Command Palette
Search for a command to run

Services

Deploy, scale, and manage production inference and application services

POST
/{namespace}/services

Services are auto-scaling HTTP endpoints with load balancing, health checks, custom domains, and scale-to-zero. Read operations use /{'{namespace}'}/services, write operations go through /auth/v1/seed/.

List services

GET `/{namespace}/services`

Retrieve all services in a namespace.

Path parameters


namespace
type: string
required
The namespace (user or organization) to list services for.

Query parameters


status
type: string
Filter by status. One of `deploying`, `running`, `degraded`, `stopped`, `failed`.
page
type: integer
Page number for pagination.
default: 1
per_page
type: integer
Number of results per page. Maximum `100`.
default: 20

Request

curl "https://outpost.run/acme/services" -H "Authorization: Bearer <access_token>"

Response 200

{ "data": [ { "id": "svc_8f3a2b1c4d5e", "name": "llama-3-serving", "namespace": "acme", "status": "running", "gpu": "A100-80GB", "gpu_count": 1, "current_replicas": 3, "ready_replicas": 3, "min_replicas": 2, "max_replicas": 8, "endpoint": "https://llama-3-serving.acme.outpost.run", "region": "us-east-1", "cost_per_hour_per_replica": "3.20", "created_at": "2026-03-18T10:00:00Z", "updated_at": "2026-03-18T12:15:00Z" }, { "id": "svc_2c4d6e8f1a3b", "name": "embedding-api", "namespace": "acme", "status": "running", "gpu": "L4", "gpu_count": 1, "current_replicas": 1, "ready_replicas": 1, "min_replicas": 0, "max_replicas": 4, "endpoint": "https://embedding-api.acme.outpost.run", "region": "us-east-1", "cost_per_hour_per_replica": "0.80", "created_at": "2026-02-20T14:30:00Z", "updated_at": "2026-03-18T11:00:00Z" } ], "pagination": { "page": 1, "per_page": 20, "total": 2, "total_pages": 1 } }

Get a service

GET `/{namespace}/service/{name}`

Retrieve details for a single service, including current scaling state and deployment information.

Path parameters


namespace
type: string
required
The namespace (user or organization) the service belongs to.
name
type: string
required
The service name (e.g., `llama-3-serving`).

Request

curl https://outpost.run/acme/service/llama-3-serving -H "Authorization: Bearer <access_token>"

**Aim 1:**
Answer these from the services API page:
(a) What is the maximum value allowed for `per_page`?
(b) Which GPU does the `embedding-api` service use in the sample response?
(c) What example value is given for the `name` path parameter?
**Aim 2:**
Say whether each statement agrees with the services API page, and quote the words that decide it:
(a) The status filter accepts `paused` as a value.
(b) The `llama-3-serving` service in the sample response has a minimum of two replicas.
(c) Write operations use the same path as read operations.
**Aim 3:**
Pick up the services API page after its last curl request and write the section that comes next.
The rows after this point come from a different source.

**Provided material:**
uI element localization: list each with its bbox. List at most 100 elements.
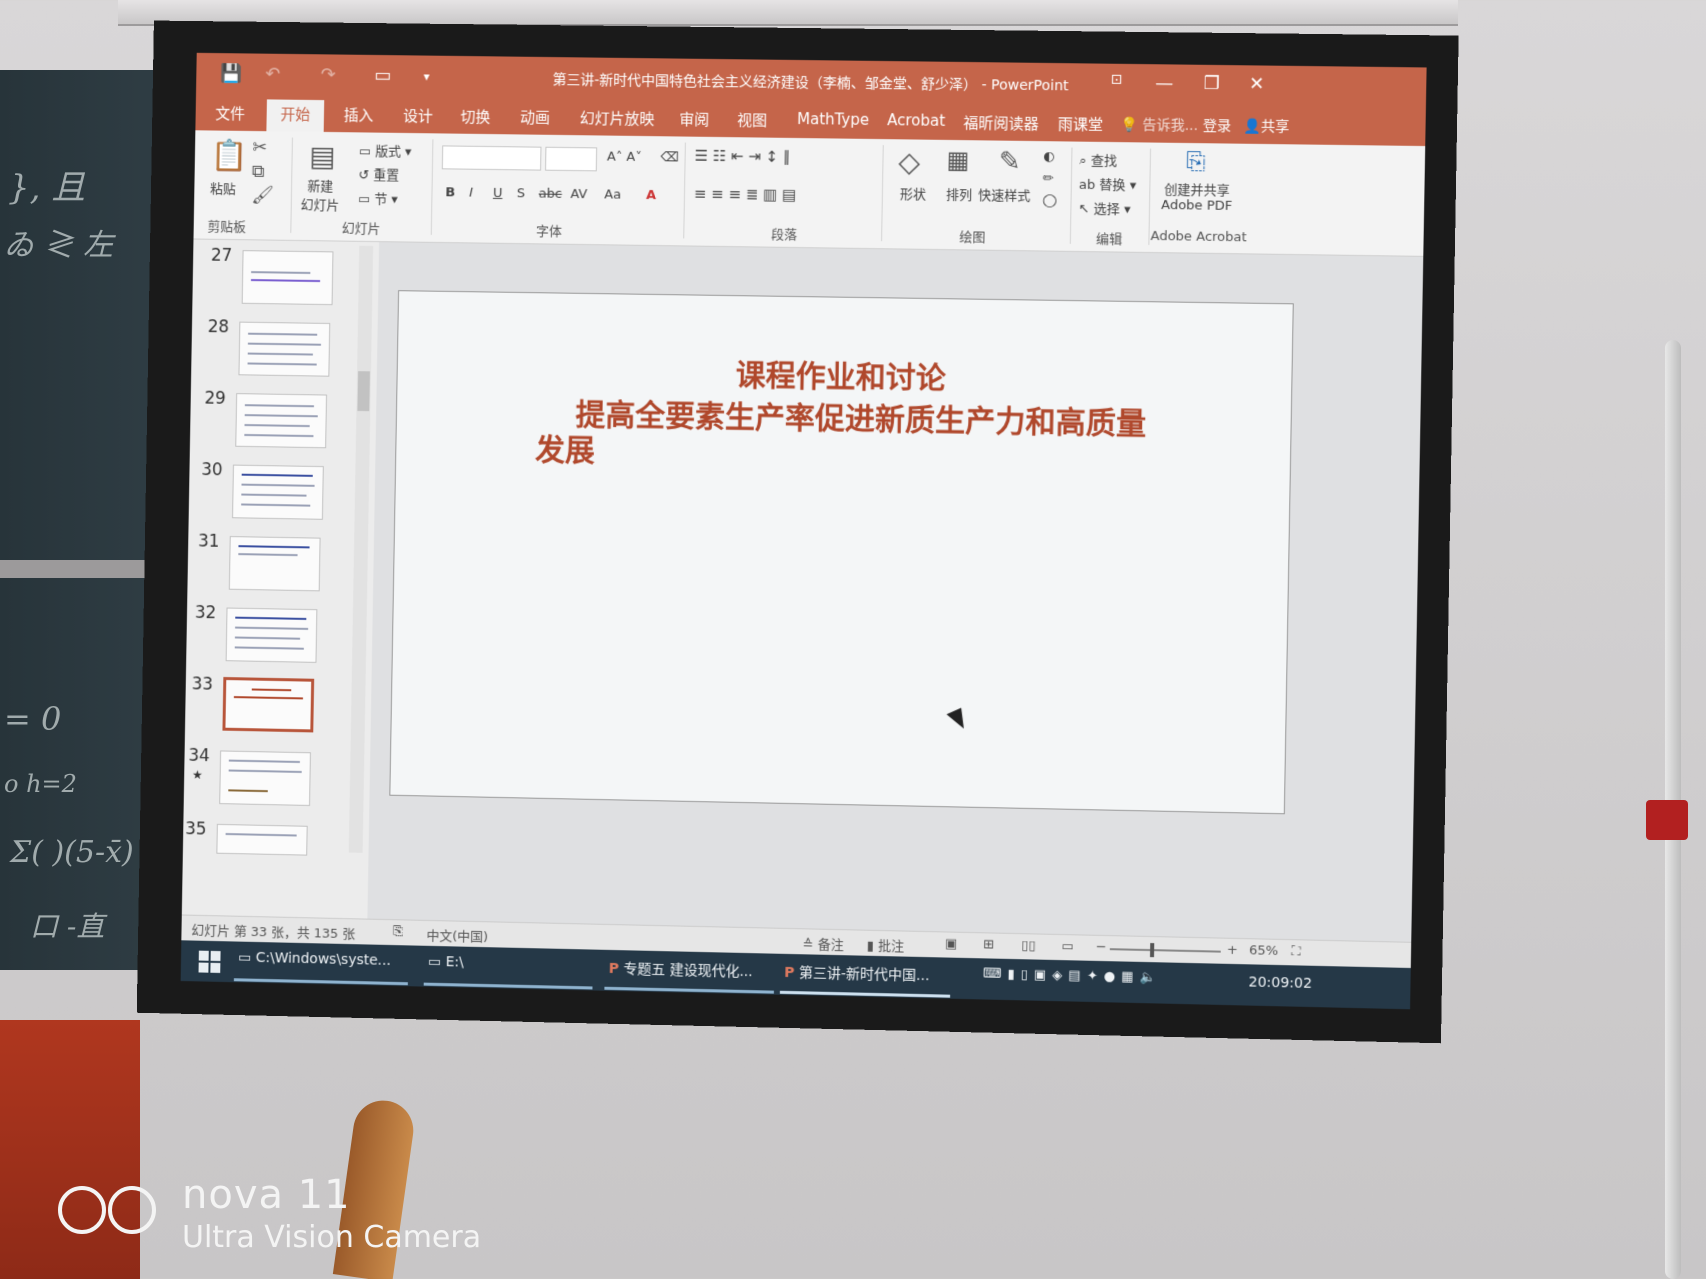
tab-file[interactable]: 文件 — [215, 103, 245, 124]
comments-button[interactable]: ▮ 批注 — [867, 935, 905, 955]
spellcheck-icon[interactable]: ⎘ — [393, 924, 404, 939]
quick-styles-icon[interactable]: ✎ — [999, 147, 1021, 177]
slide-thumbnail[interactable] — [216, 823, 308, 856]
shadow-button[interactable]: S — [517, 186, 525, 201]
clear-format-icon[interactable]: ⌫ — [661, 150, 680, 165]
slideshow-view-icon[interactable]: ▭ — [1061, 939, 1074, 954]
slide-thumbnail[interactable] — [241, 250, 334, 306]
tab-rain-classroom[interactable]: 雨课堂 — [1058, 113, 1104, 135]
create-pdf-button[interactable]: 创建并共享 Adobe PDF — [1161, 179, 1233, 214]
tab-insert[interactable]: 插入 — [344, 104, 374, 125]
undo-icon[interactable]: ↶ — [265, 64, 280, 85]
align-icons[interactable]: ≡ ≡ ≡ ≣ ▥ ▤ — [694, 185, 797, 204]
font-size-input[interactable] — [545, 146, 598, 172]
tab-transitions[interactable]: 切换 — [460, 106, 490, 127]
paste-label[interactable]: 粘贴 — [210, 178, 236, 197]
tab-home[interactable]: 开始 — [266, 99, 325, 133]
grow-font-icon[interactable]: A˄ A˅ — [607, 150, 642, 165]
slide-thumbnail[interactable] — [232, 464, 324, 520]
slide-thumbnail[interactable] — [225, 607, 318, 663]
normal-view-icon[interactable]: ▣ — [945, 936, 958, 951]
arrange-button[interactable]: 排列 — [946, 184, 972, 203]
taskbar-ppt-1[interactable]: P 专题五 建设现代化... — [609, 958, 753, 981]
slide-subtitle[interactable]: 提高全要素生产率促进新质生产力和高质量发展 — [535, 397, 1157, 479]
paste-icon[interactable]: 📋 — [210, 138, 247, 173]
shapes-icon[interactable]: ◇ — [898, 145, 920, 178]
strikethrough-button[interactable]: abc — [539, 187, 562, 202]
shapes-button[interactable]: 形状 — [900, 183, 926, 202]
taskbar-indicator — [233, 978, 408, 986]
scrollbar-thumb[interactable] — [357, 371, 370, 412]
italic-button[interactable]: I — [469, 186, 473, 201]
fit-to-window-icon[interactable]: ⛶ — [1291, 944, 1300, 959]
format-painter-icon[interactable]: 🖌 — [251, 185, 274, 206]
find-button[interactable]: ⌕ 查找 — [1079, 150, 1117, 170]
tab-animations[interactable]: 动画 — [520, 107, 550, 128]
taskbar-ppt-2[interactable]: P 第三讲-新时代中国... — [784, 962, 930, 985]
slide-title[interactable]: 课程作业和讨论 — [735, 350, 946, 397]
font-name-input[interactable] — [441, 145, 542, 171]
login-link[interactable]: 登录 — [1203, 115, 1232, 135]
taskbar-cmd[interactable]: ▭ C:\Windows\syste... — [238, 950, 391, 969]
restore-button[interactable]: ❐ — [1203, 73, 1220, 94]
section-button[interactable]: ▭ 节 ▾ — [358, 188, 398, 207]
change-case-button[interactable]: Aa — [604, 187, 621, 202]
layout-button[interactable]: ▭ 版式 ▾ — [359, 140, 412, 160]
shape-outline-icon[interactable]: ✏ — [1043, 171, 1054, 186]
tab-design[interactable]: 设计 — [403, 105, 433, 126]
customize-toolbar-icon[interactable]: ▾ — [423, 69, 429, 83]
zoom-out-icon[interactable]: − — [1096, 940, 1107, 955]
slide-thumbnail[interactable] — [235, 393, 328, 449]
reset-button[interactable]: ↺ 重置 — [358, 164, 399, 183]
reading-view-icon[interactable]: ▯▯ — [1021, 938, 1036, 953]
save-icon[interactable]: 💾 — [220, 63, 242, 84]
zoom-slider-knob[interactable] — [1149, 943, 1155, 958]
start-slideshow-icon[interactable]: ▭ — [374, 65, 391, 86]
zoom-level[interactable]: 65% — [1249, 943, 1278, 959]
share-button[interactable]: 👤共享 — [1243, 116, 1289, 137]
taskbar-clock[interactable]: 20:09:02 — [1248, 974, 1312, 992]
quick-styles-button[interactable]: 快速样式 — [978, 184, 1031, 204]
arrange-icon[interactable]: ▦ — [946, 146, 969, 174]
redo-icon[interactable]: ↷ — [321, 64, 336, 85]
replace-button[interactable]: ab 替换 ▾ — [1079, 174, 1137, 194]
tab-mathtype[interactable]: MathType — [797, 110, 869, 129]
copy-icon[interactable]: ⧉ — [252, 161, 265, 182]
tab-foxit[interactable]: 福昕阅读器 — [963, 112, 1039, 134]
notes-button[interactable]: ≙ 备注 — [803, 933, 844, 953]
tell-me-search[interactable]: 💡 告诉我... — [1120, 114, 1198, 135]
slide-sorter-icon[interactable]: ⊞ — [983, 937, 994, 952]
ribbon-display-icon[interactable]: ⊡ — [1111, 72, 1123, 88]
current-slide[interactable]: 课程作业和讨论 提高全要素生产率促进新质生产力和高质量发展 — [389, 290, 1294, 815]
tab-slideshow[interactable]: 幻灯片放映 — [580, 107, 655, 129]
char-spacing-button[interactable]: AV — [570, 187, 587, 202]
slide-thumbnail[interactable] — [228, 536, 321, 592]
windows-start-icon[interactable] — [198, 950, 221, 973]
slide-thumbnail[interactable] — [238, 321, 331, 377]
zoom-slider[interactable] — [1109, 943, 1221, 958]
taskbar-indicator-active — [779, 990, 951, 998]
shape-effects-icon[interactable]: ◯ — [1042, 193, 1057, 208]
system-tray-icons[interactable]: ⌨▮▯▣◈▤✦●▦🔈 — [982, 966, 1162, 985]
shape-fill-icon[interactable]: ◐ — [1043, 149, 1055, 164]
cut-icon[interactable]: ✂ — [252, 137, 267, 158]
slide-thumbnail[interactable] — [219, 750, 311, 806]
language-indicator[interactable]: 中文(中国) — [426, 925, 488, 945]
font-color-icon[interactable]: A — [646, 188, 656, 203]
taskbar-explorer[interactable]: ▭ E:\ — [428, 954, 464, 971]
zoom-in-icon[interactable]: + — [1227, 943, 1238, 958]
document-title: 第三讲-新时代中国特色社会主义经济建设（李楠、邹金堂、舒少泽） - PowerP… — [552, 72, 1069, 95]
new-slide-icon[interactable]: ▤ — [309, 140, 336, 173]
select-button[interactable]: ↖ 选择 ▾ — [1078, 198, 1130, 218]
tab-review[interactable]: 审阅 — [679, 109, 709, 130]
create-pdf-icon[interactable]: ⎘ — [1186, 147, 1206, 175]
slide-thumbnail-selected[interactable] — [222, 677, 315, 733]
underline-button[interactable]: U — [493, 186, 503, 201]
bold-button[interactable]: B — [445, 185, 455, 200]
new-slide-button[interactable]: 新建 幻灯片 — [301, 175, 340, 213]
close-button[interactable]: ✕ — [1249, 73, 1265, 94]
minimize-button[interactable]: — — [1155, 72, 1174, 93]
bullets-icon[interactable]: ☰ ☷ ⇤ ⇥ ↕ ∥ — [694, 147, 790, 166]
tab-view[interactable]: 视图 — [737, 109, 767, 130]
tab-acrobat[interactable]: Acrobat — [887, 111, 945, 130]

**Task response 1:**
(a) 100
(b) L4
(c) `llama-3-serving`

**Task response 2:**
(a) No: "One of `deploying`, `running`, `degraded`, `stopped`, `failed`."
(b) Yes: "min_replicas": 2
(c) No: "write operations go through /auth/v1/seed/"

**Task response 3:**
Response 200

{ "id": "svc_8f3a2b1c4d5e", "name": "llama-3-serving", "namespace": "acme", "status": "running", "repo": "acme/inference-engine", "branch": "main", "commit_sha": "a1b2c3d4e5f6a1b2c3d4e5f6a1b2c3d4e5f6a1b2", "gpu": "A100-80GB", "gpu_count": 1, "cpu": 16, "memory_gb": 64, "min_replicas": 2, "max_replicas": 8, "target_gpu_utilization": 65, "current_replicas": 3, "ready_replicas": 3, "port": 8080, "health_check_path": "/v1/health", "endpoint": "https://llama-3-serving.acme.outpost.run", "custom_domain": null, "region": "us-east-1", "cost_per_hour_per_replica": "3.20", "metrics": { "requests_per_second": 142.5, "avg_latency_ms": 380, "p99_latency_ms": 920, "gpu_utilization_percent": 72, "error_rate_percent": 0.02 }, "created_at": "2026-03-18T10:00:00Z", "updated_at": "2026-03-18T12:15:00Z" }

Get service logs

GET `/{namespace}/service/{name}/logs`

Retrieve logs for a service.

Path parameters


namespace
type: string
required
The namespace (user or organization) the service belongs to.
name
type: string
required
The service name.

Query parameters


tail
type: integer
Number of most recent log lines to return. Maximum `10000`.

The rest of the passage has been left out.